Information supplied:
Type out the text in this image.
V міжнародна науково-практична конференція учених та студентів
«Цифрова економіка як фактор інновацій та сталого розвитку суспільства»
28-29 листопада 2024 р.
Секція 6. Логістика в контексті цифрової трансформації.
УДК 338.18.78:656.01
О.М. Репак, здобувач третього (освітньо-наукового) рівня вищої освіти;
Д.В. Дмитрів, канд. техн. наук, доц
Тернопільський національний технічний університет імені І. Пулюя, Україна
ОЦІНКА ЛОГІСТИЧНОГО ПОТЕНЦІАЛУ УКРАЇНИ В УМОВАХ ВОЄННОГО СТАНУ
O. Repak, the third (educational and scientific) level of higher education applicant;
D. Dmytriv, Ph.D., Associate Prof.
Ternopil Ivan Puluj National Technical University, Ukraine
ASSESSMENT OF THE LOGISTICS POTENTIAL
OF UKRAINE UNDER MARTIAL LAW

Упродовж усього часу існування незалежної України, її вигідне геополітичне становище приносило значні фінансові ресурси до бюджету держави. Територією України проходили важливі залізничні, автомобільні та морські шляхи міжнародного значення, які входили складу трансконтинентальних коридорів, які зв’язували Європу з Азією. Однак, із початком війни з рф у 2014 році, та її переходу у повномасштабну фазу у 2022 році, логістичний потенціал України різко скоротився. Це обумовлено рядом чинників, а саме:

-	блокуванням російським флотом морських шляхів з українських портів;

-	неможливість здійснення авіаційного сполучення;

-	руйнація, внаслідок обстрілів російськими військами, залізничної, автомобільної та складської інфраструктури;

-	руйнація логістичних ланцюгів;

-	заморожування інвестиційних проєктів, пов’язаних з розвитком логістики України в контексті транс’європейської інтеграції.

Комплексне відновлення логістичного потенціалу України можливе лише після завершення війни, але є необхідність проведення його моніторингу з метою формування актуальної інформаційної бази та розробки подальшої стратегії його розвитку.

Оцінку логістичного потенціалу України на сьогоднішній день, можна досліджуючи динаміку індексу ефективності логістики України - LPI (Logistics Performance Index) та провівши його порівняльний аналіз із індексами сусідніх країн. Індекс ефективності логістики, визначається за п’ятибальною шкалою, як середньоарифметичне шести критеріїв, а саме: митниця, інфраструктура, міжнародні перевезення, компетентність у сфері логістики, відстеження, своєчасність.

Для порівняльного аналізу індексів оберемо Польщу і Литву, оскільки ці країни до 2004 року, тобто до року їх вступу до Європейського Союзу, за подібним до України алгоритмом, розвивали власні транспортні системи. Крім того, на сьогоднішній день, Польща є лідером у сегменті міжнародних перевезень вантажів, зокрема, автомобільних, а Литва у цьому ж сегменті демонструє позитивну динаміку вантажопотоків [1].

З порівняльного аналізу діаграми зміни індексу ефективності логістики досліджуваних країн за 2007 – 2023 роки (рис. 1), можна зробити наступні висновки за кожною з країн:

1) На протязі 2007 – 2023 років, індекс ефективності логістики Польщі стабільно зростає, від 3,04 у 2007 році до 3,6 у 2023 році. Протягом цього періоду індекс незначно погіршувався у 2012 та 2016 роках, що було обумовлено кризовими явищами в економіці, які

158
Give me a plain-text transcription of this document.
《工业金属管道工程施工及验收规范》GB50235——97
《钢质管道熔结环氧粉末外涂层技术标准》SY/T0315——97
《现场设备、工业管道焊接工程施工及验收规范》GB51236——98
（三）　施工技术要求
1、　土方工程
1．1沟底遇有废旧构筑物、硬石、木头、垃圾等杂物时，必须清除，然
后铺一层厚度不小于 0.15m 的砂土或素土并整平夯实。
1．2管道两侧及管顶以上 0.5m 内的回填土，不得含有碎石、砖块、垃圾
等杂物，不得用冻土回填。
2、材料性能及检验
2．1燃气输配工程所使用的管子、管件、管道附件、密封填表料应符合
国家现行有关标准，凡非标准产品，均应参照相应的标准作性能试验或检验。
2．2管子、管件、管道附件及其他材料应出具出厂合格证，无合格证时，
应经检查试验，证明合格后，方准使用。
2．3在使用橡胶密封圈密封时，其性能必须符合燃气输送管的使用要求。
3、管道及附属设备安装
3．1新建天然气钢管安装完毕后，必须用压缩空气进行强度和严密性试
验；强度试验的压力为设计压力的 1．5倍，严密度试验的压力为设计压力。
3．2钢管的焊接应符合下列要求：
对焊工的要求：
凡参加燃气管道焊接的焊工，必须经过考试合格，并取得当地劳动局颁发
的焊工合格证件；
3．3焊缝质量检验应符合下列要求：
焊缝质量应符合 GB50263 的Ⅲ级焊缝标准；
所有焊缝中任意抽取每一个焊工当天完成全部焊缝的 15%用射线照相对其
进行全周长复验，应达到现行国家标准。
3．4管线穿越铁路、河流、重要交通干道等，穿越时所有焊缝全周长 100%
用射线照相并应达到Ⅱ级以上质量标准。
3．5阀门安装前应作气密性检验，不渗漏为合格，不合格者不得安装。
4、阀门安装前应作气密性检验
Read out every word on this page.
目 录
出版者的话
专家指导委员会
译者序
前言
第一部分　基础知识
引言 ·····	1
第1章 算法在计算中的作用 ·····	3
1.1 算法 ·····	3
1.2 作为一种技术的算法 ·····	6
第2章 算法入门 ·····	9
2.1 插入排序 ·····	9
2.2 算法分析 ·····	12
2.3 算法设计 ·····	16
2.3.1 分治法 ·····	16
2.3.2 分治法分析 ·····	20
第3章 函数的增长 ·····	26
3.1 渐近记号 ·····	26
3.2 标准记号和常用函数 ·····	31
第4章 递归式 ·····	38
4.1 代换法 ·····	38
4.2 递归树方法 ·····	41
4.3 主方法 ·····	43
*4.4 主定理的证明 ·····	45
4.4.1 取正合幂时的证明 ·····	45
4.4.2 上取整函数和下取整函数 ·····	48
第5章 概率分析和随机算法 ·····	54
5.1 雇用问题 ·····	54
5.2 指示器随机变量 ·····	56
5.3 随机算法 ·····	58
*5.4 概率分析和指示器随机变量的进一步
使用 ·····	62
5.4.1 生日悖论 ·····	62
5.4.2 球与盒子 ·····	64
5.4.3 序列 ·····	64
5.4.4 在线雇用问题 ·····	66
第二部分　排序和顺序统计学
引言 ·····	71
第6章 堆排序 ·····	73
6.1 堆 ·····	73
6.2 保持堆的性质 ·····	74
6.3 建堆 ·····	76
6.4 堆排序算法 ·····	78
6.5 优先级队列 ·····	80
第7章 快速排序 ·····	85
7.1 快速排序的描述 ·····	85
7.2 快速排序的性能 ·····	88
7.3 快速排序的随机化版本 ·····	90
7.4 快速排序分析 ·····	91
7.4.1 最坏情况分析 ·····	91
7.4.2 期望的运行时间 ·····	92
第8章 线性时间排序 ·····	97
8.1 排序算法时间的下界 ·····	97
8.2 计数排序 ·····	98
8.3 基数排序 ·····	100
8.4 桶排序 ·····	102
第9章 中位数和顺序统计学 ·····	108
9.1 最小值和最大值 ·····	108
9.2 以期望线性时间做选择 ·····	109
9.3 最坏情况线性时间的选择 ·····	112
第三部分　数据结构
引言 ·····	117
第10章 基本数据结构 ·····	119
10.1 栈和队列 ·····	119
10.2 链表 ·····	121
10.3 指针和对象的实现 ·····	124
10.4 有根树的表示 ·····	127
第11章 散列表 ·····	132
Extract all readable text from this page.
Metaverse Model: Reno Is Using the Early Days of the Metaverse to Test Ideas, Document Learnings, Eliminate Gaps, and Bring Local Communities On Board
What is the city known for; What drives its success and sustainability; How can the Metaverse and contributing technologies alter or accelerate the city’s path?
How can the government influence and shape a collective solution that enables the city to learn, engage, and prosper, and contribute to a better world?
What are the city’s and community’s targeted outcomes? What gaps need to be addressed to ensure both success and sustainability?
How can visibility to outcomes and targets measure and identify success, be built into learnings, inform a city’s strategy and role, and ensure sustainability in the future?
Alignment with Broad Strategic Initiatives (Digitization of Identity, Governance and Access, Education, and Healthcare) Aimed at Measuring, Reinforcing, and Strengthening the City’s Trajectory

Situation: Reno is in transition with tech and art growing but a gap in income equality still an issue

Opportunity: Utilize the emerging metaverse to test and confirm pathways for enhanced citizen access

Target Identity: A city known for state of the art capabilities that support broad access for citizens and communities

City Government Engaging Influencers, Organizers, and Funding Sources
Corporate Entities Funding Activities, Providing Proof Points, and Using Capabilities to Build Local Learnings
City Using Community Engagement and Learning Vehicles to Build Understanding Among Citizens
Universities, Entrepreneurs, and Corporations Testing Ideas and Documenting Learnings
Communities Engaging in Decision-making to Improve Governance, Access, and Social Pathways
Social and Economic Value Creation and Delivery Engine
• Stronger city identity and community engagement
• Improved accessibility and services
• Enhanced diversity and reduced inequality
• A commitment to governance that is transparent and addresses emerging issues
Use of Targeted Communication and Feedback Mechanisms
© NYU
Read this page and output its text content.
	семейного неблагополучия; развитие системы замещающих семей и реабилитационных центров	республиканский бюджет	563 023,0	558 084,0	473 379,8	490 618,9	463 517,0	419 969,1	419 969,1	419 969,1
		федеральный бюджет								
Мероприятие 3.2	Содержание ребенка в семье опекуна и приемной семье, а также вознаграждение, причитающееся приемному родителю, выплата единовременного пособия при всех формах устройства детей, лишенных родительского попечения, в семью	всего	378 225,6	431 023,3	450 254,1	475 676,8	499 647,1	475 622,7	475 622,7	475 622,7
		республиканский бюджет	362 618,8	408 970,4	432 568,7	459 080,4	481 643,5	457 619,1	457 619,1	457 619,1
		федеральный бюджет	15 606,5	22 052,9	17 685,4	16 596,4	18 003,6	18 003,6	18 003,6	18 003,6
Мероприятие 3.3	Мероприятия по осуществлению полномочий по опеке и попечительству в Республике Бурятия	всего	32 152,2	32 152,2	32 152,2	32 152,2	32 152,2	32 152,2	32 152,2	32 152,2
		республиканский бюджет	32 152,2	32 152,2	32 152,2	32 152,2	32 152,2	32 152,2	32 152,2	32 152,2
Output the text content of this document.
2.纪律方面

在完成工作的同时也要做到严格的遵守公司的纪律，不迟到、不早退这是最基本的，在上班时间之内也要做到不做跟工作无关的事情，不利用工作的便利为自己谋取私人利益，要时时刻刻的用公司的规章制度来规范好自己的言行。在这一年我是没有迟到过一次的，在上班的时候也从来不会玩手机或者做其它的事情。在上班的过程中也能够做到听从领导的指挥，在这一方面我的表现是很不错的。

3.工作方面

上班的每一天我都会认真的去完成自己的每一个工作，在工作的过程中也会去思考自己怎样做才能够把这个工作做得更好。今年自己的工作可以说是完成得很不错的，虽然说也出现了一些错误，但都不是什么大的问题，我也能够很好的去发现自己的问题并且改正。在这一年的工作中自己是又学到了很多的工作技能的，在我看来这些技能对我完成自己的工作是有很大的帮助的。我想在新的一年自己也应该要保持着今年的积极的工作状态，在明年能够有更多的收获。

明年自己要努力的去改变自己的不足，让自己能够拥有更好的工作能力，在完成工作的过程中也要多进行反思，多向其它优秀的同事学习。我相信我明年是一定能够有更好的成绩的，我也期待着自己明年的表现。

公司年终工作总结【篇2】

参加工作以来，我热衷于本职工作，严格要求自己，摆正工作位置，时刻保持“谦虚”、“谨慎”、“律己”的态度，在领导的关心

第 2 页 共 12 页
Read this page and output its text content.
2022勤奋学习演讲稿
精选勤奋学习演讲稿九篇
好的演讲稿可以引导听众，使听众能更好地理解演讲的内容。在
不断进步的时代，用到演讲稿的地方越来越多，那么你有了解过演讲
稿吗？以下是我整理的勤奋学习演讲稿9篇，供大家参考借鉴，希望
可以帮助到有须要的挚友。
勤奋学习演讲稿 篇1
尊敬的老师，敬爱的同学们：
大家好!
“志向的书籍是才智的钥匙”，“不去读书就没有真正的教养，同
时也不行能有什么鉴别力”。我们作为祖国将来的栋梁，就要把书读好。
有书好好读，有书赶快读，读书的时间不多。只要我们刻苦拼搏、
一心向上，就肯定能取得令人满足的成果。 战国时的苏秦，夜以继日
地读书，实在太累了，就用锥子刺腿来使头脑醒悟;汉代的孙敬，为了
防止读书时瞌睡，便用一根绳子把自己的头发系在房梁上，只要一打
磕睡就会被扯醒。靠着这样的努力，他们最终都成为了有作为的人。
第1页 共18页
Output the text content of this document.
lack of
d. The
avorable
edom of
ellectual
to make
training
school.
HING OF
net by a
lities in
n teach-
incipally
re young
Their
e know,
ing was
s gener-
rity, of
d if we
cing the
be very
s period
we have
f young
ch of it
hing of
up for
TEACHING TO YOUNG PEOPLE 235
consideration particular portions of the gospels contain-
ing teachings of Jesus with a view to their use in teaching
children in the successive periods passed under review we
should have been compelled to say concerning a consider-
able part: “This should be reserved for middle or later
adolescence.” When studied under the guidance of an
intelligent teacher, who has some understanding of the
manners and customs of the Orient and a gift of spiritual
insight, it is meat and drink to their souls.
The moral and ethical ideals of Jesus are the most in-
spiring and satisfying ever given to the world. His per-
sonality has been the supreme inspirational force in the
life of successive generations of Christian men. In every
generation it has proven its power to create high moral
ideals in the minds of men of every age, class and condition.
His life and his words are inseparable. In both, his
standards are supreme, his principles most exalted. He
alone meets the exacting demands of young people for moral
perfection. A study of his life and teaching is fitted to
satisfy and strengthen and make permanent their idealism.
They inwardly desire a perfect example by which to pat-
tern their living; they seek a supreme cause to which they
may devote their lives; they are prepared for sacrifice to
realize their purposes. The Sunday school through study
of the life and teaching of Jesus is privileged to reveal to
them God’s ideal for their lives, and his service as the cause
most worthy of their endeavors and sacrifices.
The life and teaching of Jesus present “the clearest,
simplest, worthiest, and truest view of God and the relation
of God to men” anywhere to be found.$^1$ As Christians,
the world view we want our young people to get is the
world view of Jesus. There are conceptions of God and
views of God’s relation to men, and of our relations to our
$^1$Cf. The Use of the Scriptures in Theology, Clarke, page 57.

Goal: Go through the listing above and pull out each line containing the word "emerging".

Answer for the task:
Opportunity: Utilize the emerging metaverse to test and confirm pathways for enhanced citizen access
• A commitment to governance that is transparent and addresses emerging issues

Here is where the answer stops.